Can you pull out each line of the data below that includes the word "applicable"?

────

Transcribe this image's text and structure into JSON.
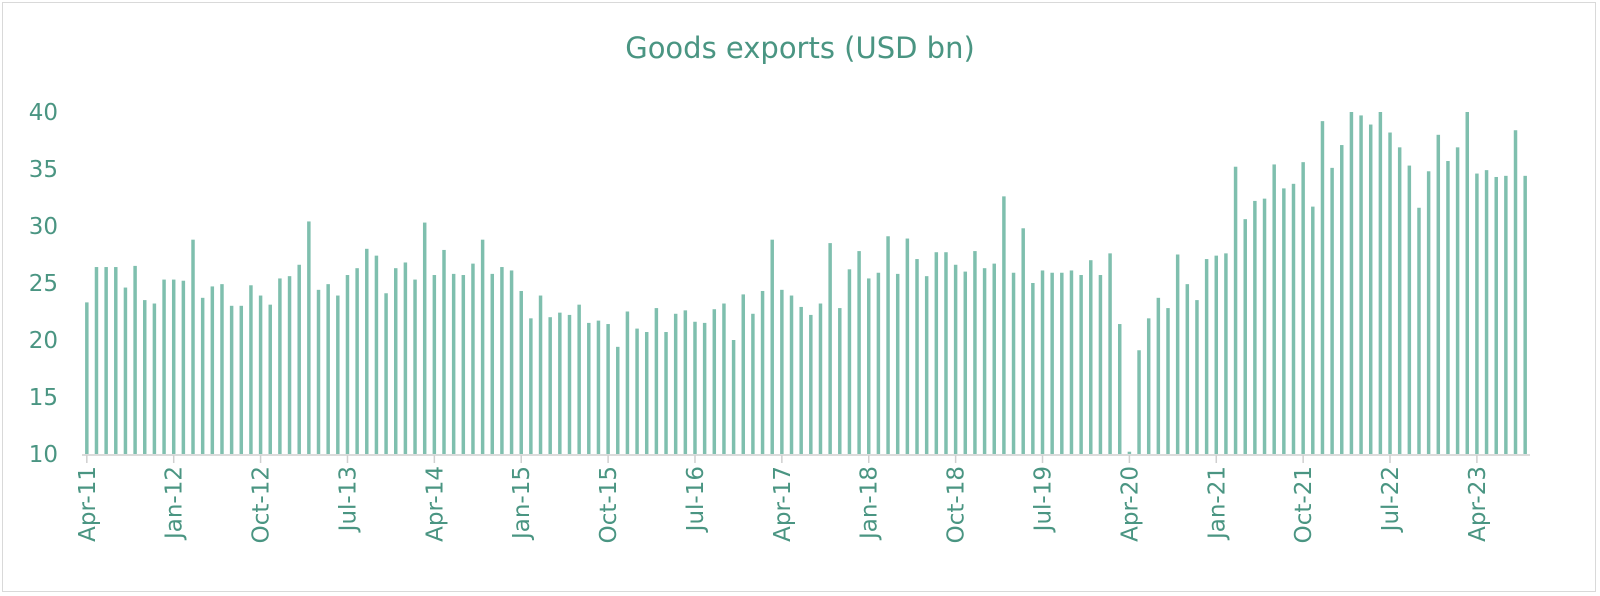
{
  "chart_data": {
    "type": "bar",
    "title": "Goods exports (USD bn)",
    "xlabel": "",
    "ylabel": "",
    "ylim": [
      10,
      40
    ],
    "yticks": [
      10,
      15,
      20,
      25,
      30,
      35,
      40
    ],
    "grid": false,
    "legend": "none",
    "colors": {
      "bar": "#7fbfae",
      "text": "#4a9582",
      "axis": "#cfcfcf"
    },
    "x_tick_labels": [
      "Apr-11",
      "Jan-12",
      "Oct-12",
      "Jul-13",
      "Apr-14",
      "Jan-15",
      "Oct-15",
      "Jul-16",
      "Apr-17",
      "Jan-18",
      "Oct-18",
      "Jul-19",
      "Apr-20",
      "Jan-21",
      "Oct-21",
      "Jul-22",
      "Apr-23"
    ],
    "x_tick_every": 9,
    "categories_start": "Apr-11",
    "categories_end": "Sep-23",
    "values": [
      23.3,
      26.4,
      26.4,
      26.4,
      24.6,
      26.5,
      23.5,
      23.2,
      25.3,
      25.3,
      25.2,
      28.8,
      23.7,
      24.7,
      24.9,
      23.0,
      23.0,
      24.8,
      23.9,
      23.1,
      25.4,
      25.6,
      26.6,
      30.4,
      24.4,
      24.9,
      23.9,
      25.7,
      26.3,
      28.0,
      27.4,
      24.1,
      26.3,
      26.8,
      25.3,
      30.3,
      25.7,
      27.9,
      25.8,
      25.7,
      26.7,
      28.8,
      25.8,
      26.4,
      26.1,
      24.3,
      21.9,
      23.9,
      22.0,
      22.4,
      22.2,
      23.1,
      21.5,
      21.7,
      21.4,
      19.4,
      22.5,
      21.0,
      20.7,
      22.8,
      20.7,
      22.3,
      22.6,
      21.6,
      21.5,
      22.7,
      23.2,
      20.0,
      24.0,
      22.3,
      24.3,
      28.8,
      24.4,
      23.9,
      22.9,
      22.2,
      23.2,
      28.5,
      22.8,
      26.2,
      27.8,
      25.4,
      25.9,
      29.1,
      25.8,
      28.9,
      27.1,
      25.6,
      27.7,
      27.7,
      26.6,
      26.0,
      27.8,
      26.3,
      26.7,
      32.6,
      25.9,
      29.8,
      25.0,
      26.1,
      25.9,
      25.9,
      26.1,
      25.7,
      27.0,
      25.7,
      27.6,
      21.4,
      10.2,
      19.1,
      21.9,
      23.7,
      22.8,
      27.5,
      24.9,
      23.5,
      27.1,
      27.4,
      27.6,
      35.2,
      30.6,
      32.2,
      32.4,
      35.4,
      33.3,
      33.7,
      35.6,
      31.7,
      39.2,
      35.1,
      37.1,
      40.0,
      39.7,
      38.9,
      40.0,
      38.2,
      36.9,
      35.3,
      31.6,
      34.8,
      38.0,
      35.7,
      36.9,
      40.0,
      34.6,
      34.9,
      34.3,
      34.4,
      38.4,
      34.4
    ]
  }
}
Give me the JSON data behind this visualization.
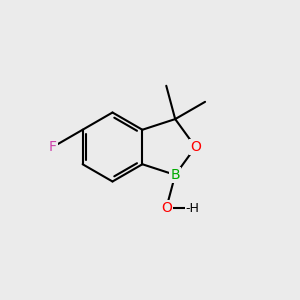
{
  "bg_color": "#ebebeb",
  "bond_color": "#000000",
  "bond_width": 1.5,
  "atom_labels": {
    "F": {
      "color": "#cc44aa",
      "fontsize": 10
    },
    "O": {
      "color": "#ff0000",
      "fontsize": 10
    },
    "B": {
      "color": "#00aa00",
      "fontsize": 10
    },
    "H": {
      "color": "#000000",
      "fontsize": 9
    }
  },
  "figsize": [
    3.0,
    3.0
  ],
  "dpi": 100
}
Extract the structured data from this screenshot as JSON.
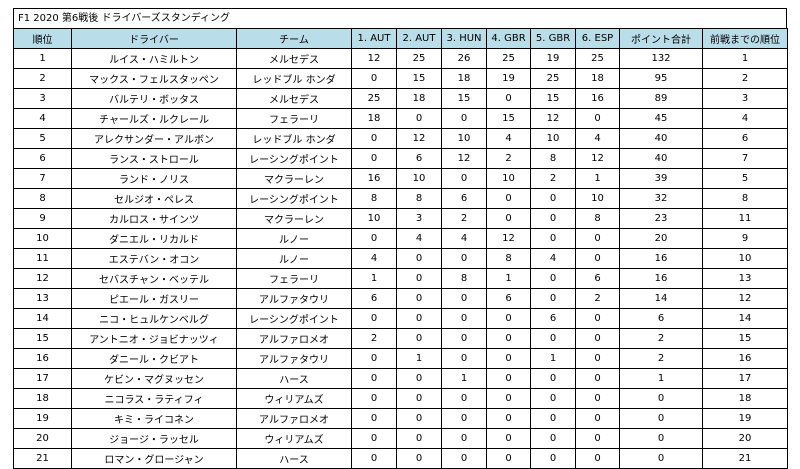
{
  "title": "F1 2020 第6戦後 ドライバーズスタンディング",
  "columns": [
    "順位",
    "ドライバー",
    "チーム",
    "1. AUT",
    "2. AUT",
    "3. HUN",
    "4. GBR",
    "5. GBR",
    "6. ESP",
    "ポイント合計",
    "前戦までの順位"
  ],
  "rows": [
    [
      "1",
      "ルイス・ハミルトン",
      "メルセデス",
      "12",
      "25",
      "26",
      "25",
      "19",
      "25",
      "132",
      "1"
    ],
    [
      "2",
      "マックス・フェルスタッペン",
      "レッドブル ホンダ",
      "0",
      "15",
      "18",
      "19",
      "25",
      "18",
      "95",
      "2"
    ],
    [
      "3",
      "バルテリ・ボッタス",
      "メルセデス",
      "25",
      "18",
      "15",
      "0",
      "15",
      "16",
      "89",
      "3"
    ],
    [
      "4",
      "チャールズ・ルクレール",
      "フェラーリ",
      "18",
      "0",
      "0",
      "15",
      "12",
      "0",
      "45",
      "4"
    ],
    [
      "5",
      "アレクサンダー・アルボン",
      "レッドブル ホンダ",
      "0",
      "12",
      "10",
      "4",
      "10",
      "4",
      "40",
      "6"
    ],
    [
      "6",
      "ランス・ストロール",
      "レーシングポイント",
      "0",
      "6",
      "12",
      "2",
      "8",
      "12",
      "40",
      "7"
    ],
    [
      "7",
      "ランド・ノリス",
      "マクラーレン",
      "16",
      "10",
      "0",
      "10",
      "2",
      "1",
      "39",
      "5"
    ],
    [
      "8",
      "セルジオ・ペレス",
      "レーシングポイント",
      "8",
      "8",
      "6",
      "0",
      "0",
      "10",
      "32",
      "8"
    ],
    [
      "9",
      "カルロス・サインツ",
      "マクラーレン",
      "10",
      "3",
      "2",
      "0",
      "0",
      "8",
      "23",
      "11"
    ],
    [
      "10",
      "ダニエル・リカルド",
      "ルノー",
      "0",
      "4",
      "4",
      "12",
      "0",
      "0",
      "20",
      "9"
    ],
    [
      "11",
      "エステバン・オコン",
      "ルノー",
      "4",
      "0",
      "0",
      "8",
      "4",
      "0",
      "16",
      "10"
    ],
    [
      "12",
      "セバスチャン・ベッテル",
      "フェラーリ",
      "1",
      "0",
      "8",
      "1",
      "0",
      "6",
      "16",
      "13"
    ],
    [
      "13",
      "ピエール・ガスリー",
      "アルファタウリ",
      "6",
      "0",
      "0",
      "6",
      "0",
      "2",
      "14",
      "12"
    ],
    [
      "14",
      "ニコ・ヒュルケンベルグ",
      "レーシングポイント",
      "0",
      "0",
      "0",
      "0",
      "6",
      "0",
      "6",
      "14"
    ],
    [
      "15",
      "アントニオ・ジョビナッツィ",
      "アルファロメオ",
      "2",
      "0",
      "0",
      "0",
      "0",
      "0",
      "2",
      "15"
    ],
    [
      "16",
      "ダニール・クビアト",
      "アルファタウリ",
      "0",
      "1",
      "0",
      "0",
      "1",
      "0",
      "2",
      "16"
    ],
    [
      "17",
      "ケビン・マグヌッセン",
      "ハース",
      "0",
      "0",
      "1",
      "0",
      "0",
      "0",
      "1",
      "17"
    ],
    [
      "18",
      "ニコラス・ラティフィ",
      "ウィリアムズ",
      "0",
      "0",
      "0",
      "0",
      "0",
      "0",
      "0",
      "18"
    ],
    [
      "19",
      "キミ・ライコネン",
      "アルファロメオ",
      "0",
      "0",
      "0",
      "0",
      "0",
      "0",
      "0",
      "19"
    ],
    [
      "20",
      "ジョージ・ラッセル",
      "ウィリアムズ",
      "0",
      "0",
      "0",
      "0",
      "0",
      "0",
      "0",
      "20"
    ],
    [
      "21",
      "ロマン・グロージャン",
      "ハース",
      "0",
      "0",
      "0",
      "0",
      "0",
      "0",
      "0",
      "21"
    ]
  ],
  "colors": {
    "header_bg": "#b9dde9",
    "border": "#000000"
  }
}
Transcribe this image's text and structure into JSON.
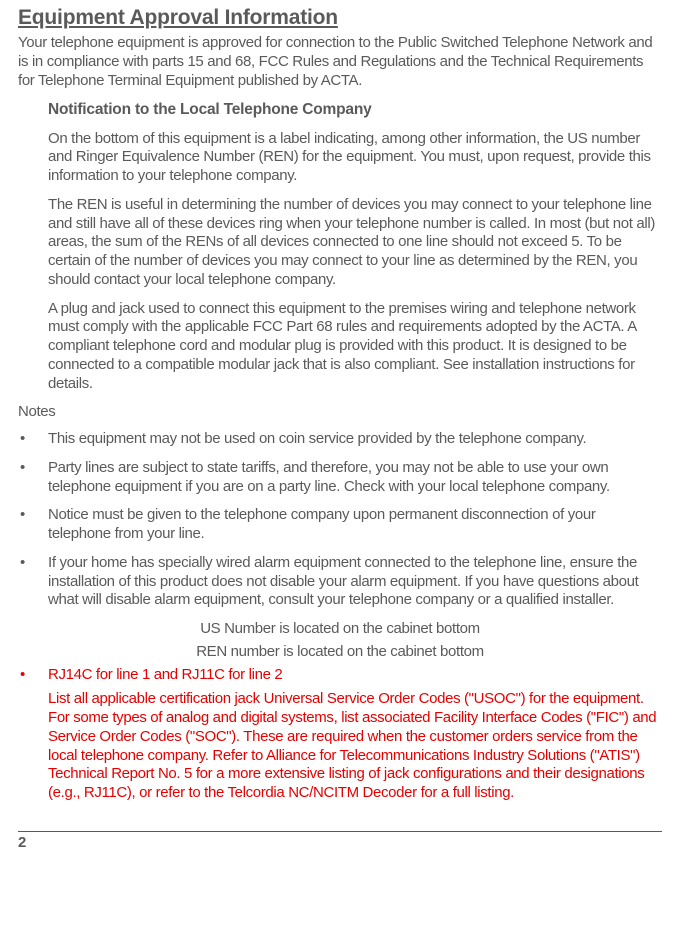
{
  "heading": "Equipment Approval Information",
  "intro": "Your telephone equipment is approved for connection to the Public Switched Telephone Network and is in compliance with parts 15 and 68, FCC Rules and Regulations and the Technical Requirements for Telephone Terminal Equipment published by ACTA.",
  "subhead1": "Notification to the Local Telephone Company",
  "para1": "On the bottom of this equipment is a label indicating, among other information, the US number and Ringer Equivalence Number (REN) for the equipment. You must, upon request, provide this information to your telephone company.",
  "para2": "The REN is useful in determining the number of devices you may connect to your telephone line and still have all of these devices ring when your telephone number is called. In most (but not all) areas, the sum of the RENs of all devices connected to one line should not exceed 5. To be certain of the number of devices you may connect to your line as determined by the REN, you should contact your local telephone company.",
  "para3": "A plug and jack used to connect this equipment to the premises wiring and telephone network must comply with the applicable FCC Part 68 rules and requirements adopted by the ACTA. A compliant telephone cord and modular plug is provided with this product. It is designed to be connected to a compatible modular jack that is also compliant. See installation instructions for details.",
  "notes_label": "Notes",
  "notes": [
    "This equipment may not be used on coin service provided by the telephone company.",
    "Party lines are subject to state tariffs, and therefore, you may not be able to use your own telephone equipment if you are on a party line. Check with your local telephone company.",
    "Notice must be given to the telephone company upon permanent disconnection of your telephone from your line.",
    "If your home has specially wired alarm equipment connected to the telephone line, ensure the installation of this product does not disable your alarm equipment. If you have questions about what will disable alarm equipment, consult your telephone company or a qualified installer."
  ],
  "center1": "US Number is located on the cabinet bottom",
  "center2": "REN number is located on the cabinet bottom",
  "red_bullet": "RJ14C for line 1 and RJ11C for line 2",
  "red_para": "List all applicable certification jack Universal Service Order Codes (\"USOC\") for the equipment. For some types of analog and digital systems, list associated Facility Interface Codes (\"FIC\") and Service Order Codes (\"SOC\"). These are required when the customer orders service from the local telephone company. Refer to Alliance for Telecommunications Industry Solutions (\"ATIS\") Technical Report No. 5 for a more extensive listing of jack configurations and their designations (e.g., RJ11C), or refer to the Telcordia NC/NCITM Decoder for a full listing.",
  "page_number": "2",
  "colors": {
    "text": "#5a5a5a",
    "highlight": "#e60000",
    "background": "#ffffff",
    "rule": "#5a5a5a"
  },
  "typography": {
    "heading_fontsize": 21,
    "body_fontsize": 15,
    "heading_weight": 700,
    "body_weight": 400
  }
}
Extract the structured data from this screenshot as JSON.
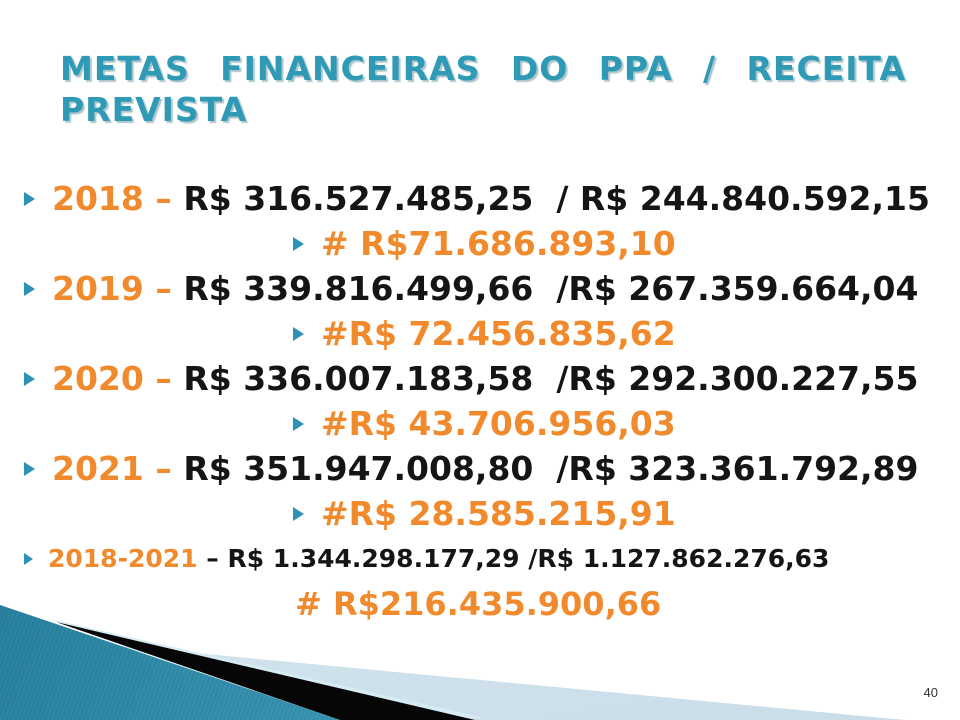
{
  "slide": {
    "title_line1": "METAS FINANCEIRAS DO PPA / RECEITA",
    "title_line2": "PREVISTA",
    "page_number": "40",
    "colors": {
      "title_teal": "#2f9ab6",
      "accent_orange": "#f08a2c",
      "bullet_teal": "#2d93b6",
      "body_black": "#151515",
      "footer_teal_dark": "#1d7390",
      "footer_teal_light": "#5db4ce",
      "footer_pale": "#d3e4ed",
      "footer_black": "#060606"
    },
    "rows": [
      {
        "kind": "year",
        "bullet": true,
        "highlight": "2018 –",
        "value": " R$ 316.527.485,25  / R$ 244.840.592,15"
      },
      {
        "kind": "sub",
        "bullet": true,
        "highlight": "# R$71.686.893,10",
        "value": ""
      },
      {
        "kind": "year",
        "bullet": true,
        "highlight": "2019 –",
        "value": " R$ 339.816.499,66  /R$ 267.359.664,04"
      },
      {
        "kind": "sub",
        "bullet": true,
        "highlight": "#R$ 72.456.835,62",
        "value": ""
      },
      {
        "kind": "year",
        "bullet": true,
        "highlight": "2020 –",
        "value": " R$ 336.007.183,58  /R$ 292.300.227,55"
      },
      {
        "kind": "sub",
        "bullet": true,
        "highlight": "#R$ 43.706.956,03",
        "value": ""
      },
      {
        "kind": "year",
        "bullet": true,
        "highlight": "2021 –",
        "value": " R$ 351.947.008,80  /R$ 323.361.792,89"
      },
      {
        "kind": "sub",
        "bullet": true,
        "highlight": "#R$ 28.585.215,91",
        "value": ""
      },
      {
        "kind": "range",
        "bullet": true,
        "highlight": "2018-2021",
        "value": " – R$ 1.344.298.177,29 /R$ 1.127.862.276,63"
      },
      {
        "kind": "total",
        "bullet": false,
        "highlight": "# R$216.435.900,66",
        "value": ""
      }
    ]
  }
}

────

--- THE ANSWER ---
  "para3": "A plug and jack used to connect this equipment to the premises wiring and telephone network must comply with the applicable FCC Part 68 rules and requirements adopted by the ACTA. A compliant telephone cord and modular plug is provided with this product. It is designed to be connected to a compatible modular jack that is also compliant. See installation instructions for details.",
  "red_para": "List all applicable certification jack Universal Service Order Codes (\"USOC\") for the equipment. For some types of analog and digital systems, list associated Facility Interface Codes (\"FIC\") and Service Order Codes (\"SOC\"). These are required when the customer orders service from the local telephone company. Refer to Alliance for Telecommunications Industry Solutions (\"ATIS\") Technical Report No. 5 for a more extensive listing of jack configurations and their designations (e.g., RJ11C), or refer to the Telcordia NC/NCITM Decoder for a full listing.",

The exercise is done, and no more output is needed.